— begin RECORDS FOR THIS TASK —

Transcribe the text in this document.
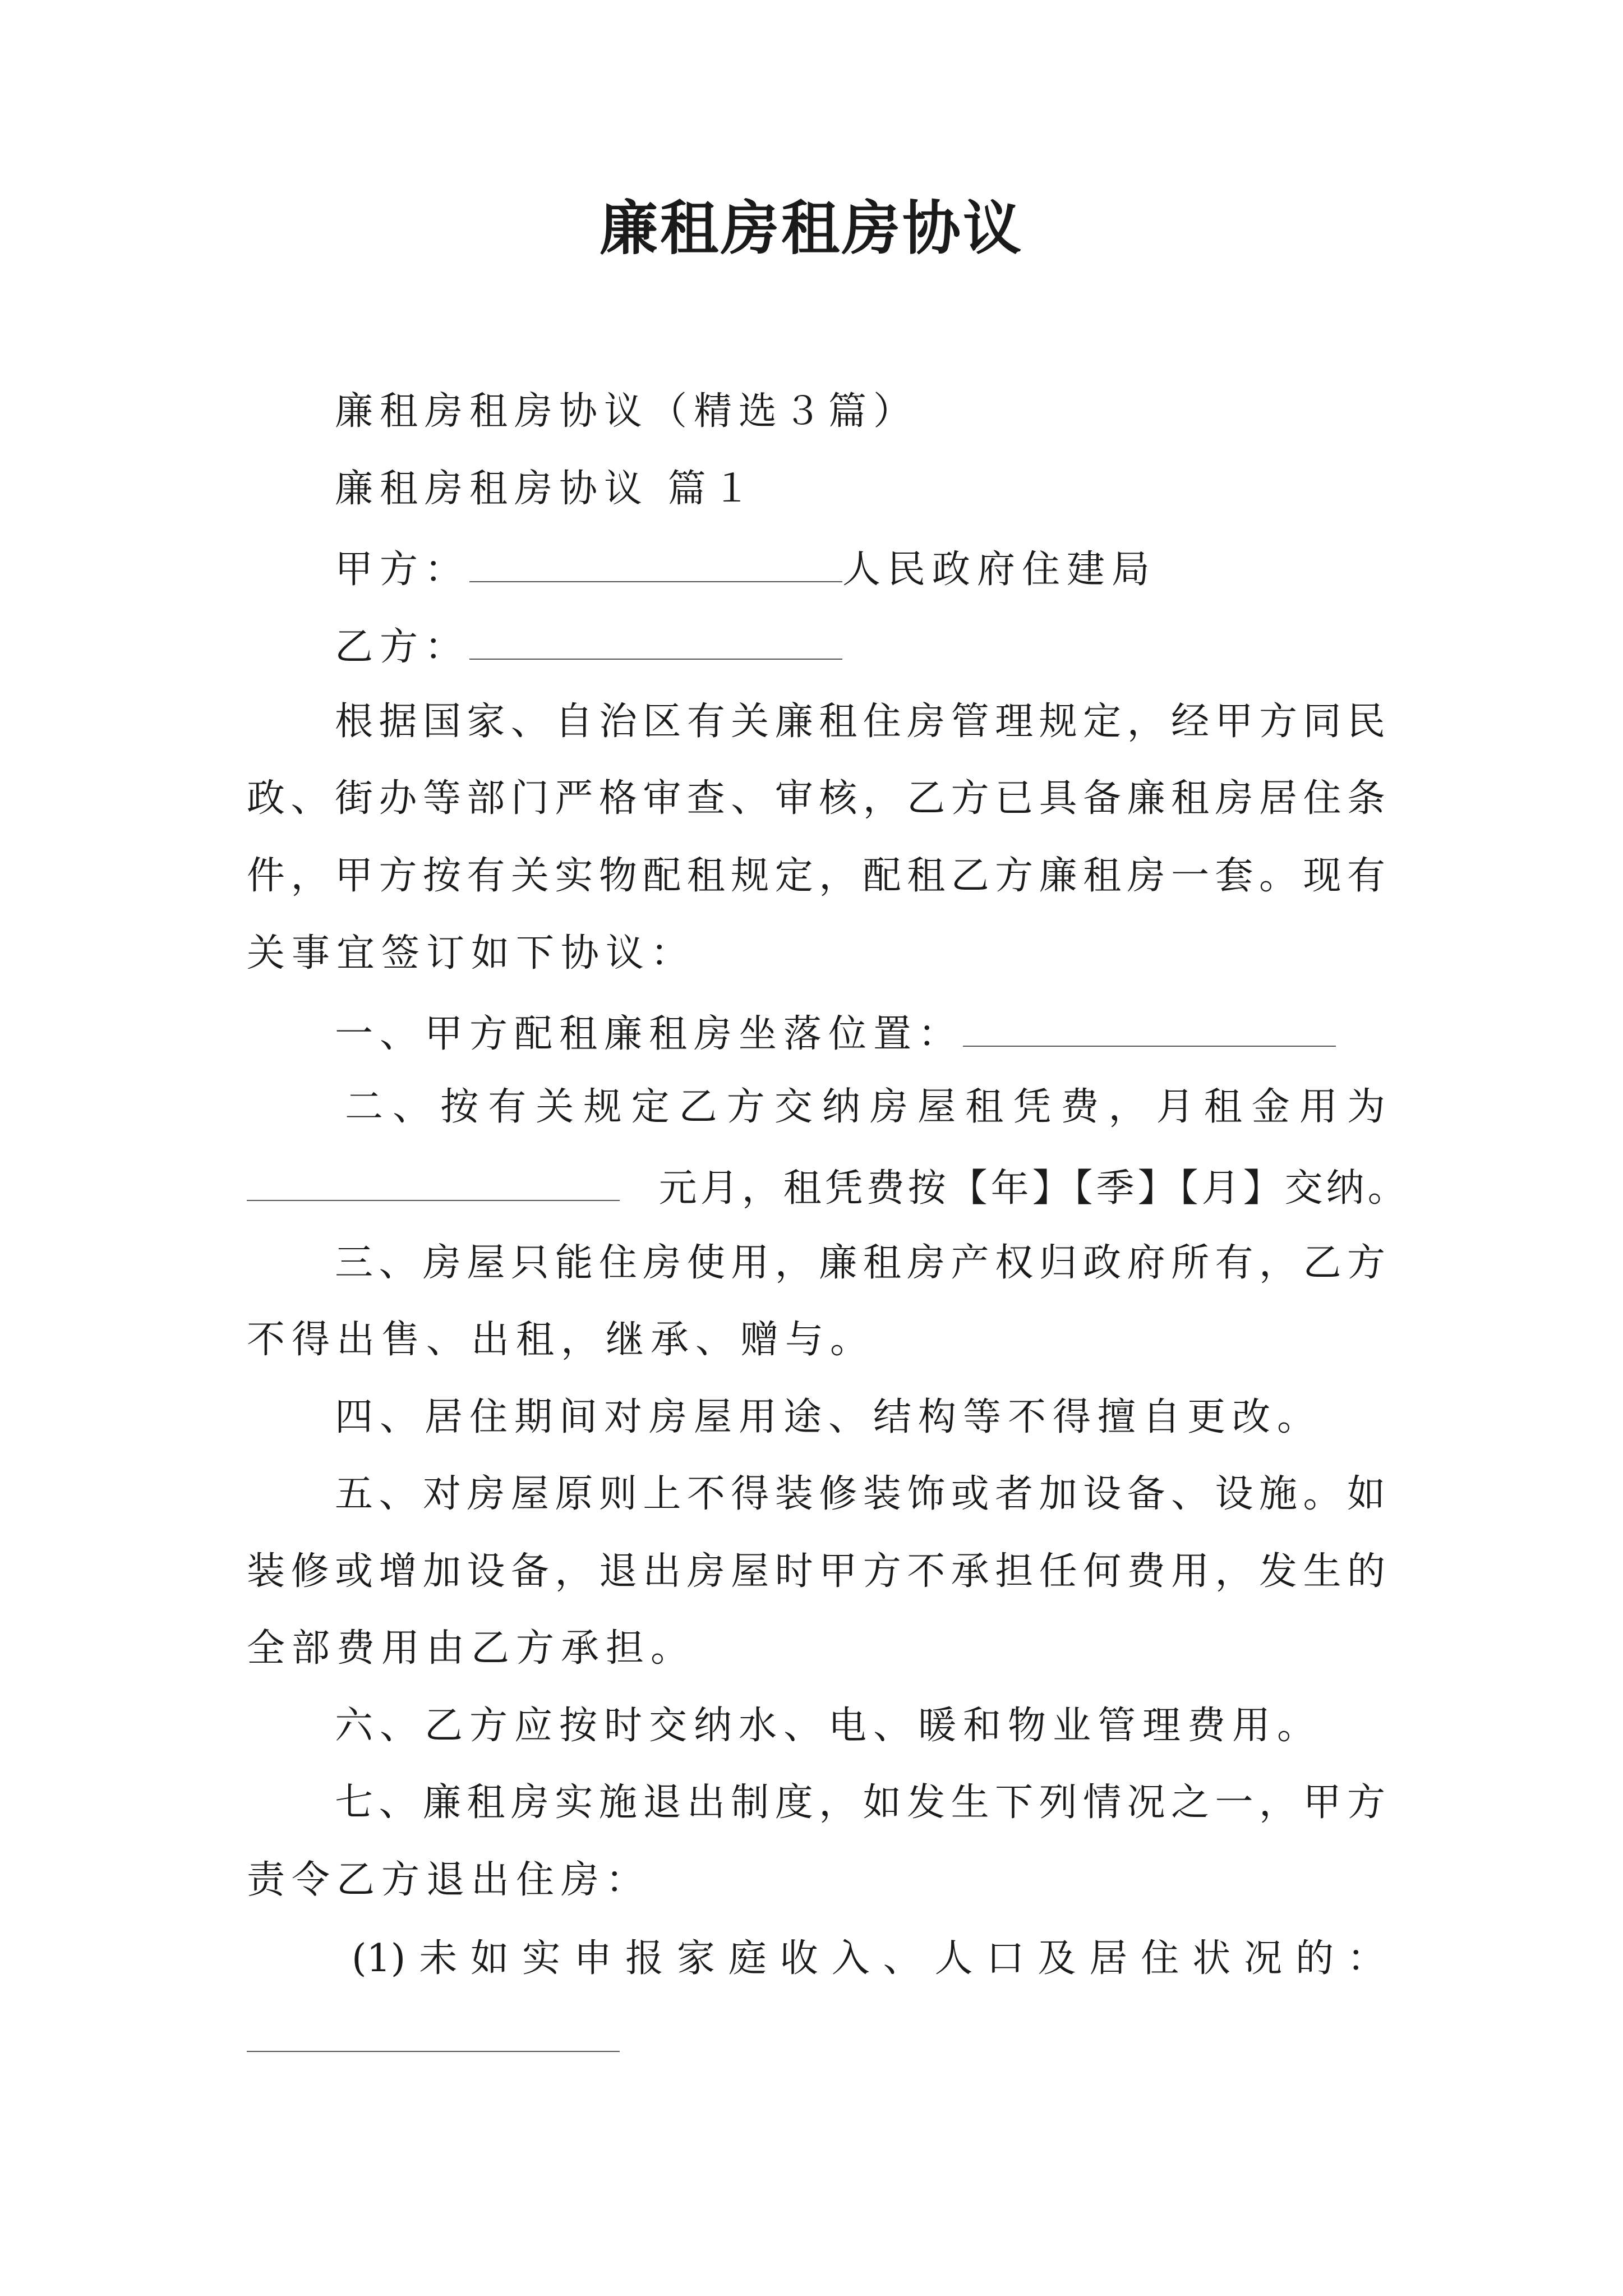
廉租房租房协议
廉租房租房协议（精选３篇）
廉租房租房协议 篇１
甲方：	人民政府住建局
乙方：
根据国家、自治区有关廉租住房管理规定，经甲方同民
政、街办等部门严格审查、审核，乙方已具备廉租房居住条
件，甲方按有关实物配租规定，配租乙方廉租房一套。现有
关事宜签订如下协议：
一、甲方配租廉租房坐落位置：
二、按有关规定乙方交纳房屋租凭费，月租金用为
元月，租凭费按【年】【季】【月】交纳。
三、房屋只能住房使用，廉租房产权归政府所有，乙方
不得出售、出租，继承、赠与。
四、居住期间对房屋用途、结构等不得擅自更改。
五、对房屋原则上不得装修装饰或者加设备、设施。如
装修或增加设备，退出房屋时甲方不承担任何费用，发生的
全部费用由乙方承担。
六、乙方应按时交纳水、电、暖和物业管理费用。
七、廉租房实施退出制度，如发生下列情况之一，甲方
责令乙方退出住房：
(1)未如实申报家庭收入、人口及居住状况的：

— end RECORDS FOR THIS TASK —

◆ WHAT NEEDS TO BE DONE
Generate a word-for-word copy of the preceding records, excluding all pictures.

◆ EXERCISE SOLUTION
Transcribe the text in this document.
廉租房租房协议
廉租房租房协议（精选３篇）
廉租房租房协议 篇１
甲方：	人民政府住建局
乙方：
根据国家、自治区有关廉租住房管理规定，经甲方同民
政、街办等部门严格审查、审核，乙方已具备廉租房居住条
件，甲方按有关实物配租规定，配租乙方廉租房一套。现有
关事宜签订如下协议：
一、甲方配租廉租房坐落位置：
二、按有关规定乙方交纳房屋租凭费，月租金用为
元月，租凭费按【年】【季】【月】交纳。
三、房屋只能住房使用，廉租房产权归政府所有，乙方
不得出售、出租，继承、赠与。
四、居住期间对房屋用途、结构等不得擅自更改。
五、对房屋原则上不得装修装饰或者加设备、设施。如
装修或增加设备，退出房屋时甲方不承担任何费用，发生的
全部费用由乙方承担。
六、乙方应按时交纳水、电、暖和物业管理费用。
七、廉租房实施退出制度，如发生下列情况之一，甲方
责令乙方退出住房：
(1)未如实申报家庭收入、人口及居住状况的：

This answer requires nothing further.